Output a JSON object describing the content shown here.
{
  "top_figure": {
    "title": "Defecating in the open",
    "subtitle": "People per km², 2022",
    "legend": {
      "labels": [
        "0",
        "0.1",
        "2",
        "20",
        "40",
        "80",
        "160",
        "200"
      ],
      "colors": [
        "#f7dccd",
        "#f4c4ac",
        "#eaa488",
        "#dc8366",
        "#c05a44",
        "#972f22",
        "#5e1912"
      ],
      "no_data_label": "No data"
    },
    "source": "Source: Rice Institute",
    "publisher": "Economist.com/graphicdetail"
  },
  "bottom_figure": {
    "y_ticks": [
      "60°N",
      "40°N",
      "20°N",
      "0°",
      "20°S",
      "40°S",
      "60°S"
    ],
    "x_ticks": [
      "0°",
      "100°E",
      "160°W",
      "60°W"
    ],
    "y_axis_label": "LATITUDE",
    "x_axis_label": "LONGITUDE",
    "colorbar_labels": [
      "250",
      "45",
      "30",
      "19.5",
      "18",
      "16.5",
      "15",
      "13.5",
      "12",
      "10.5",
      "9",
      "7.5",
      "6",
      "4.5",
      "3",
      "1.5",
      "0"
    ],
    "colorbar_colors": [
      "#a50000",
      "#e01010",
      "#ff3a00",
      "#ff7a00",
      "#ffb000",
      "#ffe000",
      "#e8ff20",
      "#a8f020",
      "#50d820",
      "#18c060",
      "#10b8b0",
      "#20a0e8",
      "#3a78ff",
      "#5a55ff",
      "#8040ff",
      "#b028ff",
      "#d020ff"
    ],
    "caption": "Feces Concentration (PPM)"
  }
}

## TASK OBJECTIVE:
Write out every entry exactly as given.

## SOLUTION TO THIS PROBLEM:
Output a JSON object describing the content shown here.
{
  "top_figure": {
    "title": "Defecating in the open",
    "subtitle": "People per km², 2022",
    "legend": {
      "labels": [
        "0",
        "0.1",
        "2",
        "20",
        "40",
        "80",
        "160",
        "200"
      ],
      "colors": [
        "#f7dccd",
        "#f4c4ac",
        "#eaa488",
        "#dc8366",
        "#c05a44",
        "#972f22",
        "#5e1912"
      ],
      "no_data_label": "No data"
    },
    "source": "Source: Rice Institute",
    "publisher": "Economist.com/graphicdetail"
  },
  "bottom_figure": {
    "y_ticks": [
      "60°N",
      "40°N",
      "20°N",
      "0°",
      "20°S",
      "40°S",
      "60°S"
    ],
    "x_ticks": [
      "0°",
      "100°E",
      "160°W",
      "60°W"
    ],
    "y_axis_label": "LATITUDE",
    "x_axis_label": "LONGITUDE",
    "colorbar_labels": [
      "250",
      "45",
      "30",
      "19.5",
      "18",
      "16.5",
      "15",
      "13.5",
      "12",
      "10.5",
      "9",
      "7.5",
      "6",
      "4.5",
      "3",
      "1.5",
      "0"
    ],
    "colorbar_colors": [
      "#a50000",
      "#e01010",
      "#ff3a00",
      "#ff7a00",
      "#ffb000",
      "#ffe000",
      "#e8ff20",
      "#a8f020",
      "#50d820",
      "#18c060",
      "#10b8b0",
      "#20a0e8",
      "#3a78ff",
      "#5a55ff",
      "#8040ff",
      "#b028ff",
      "#d020ff"
    ],
    "caption": "Feces Concentration (PPM)"
  }
}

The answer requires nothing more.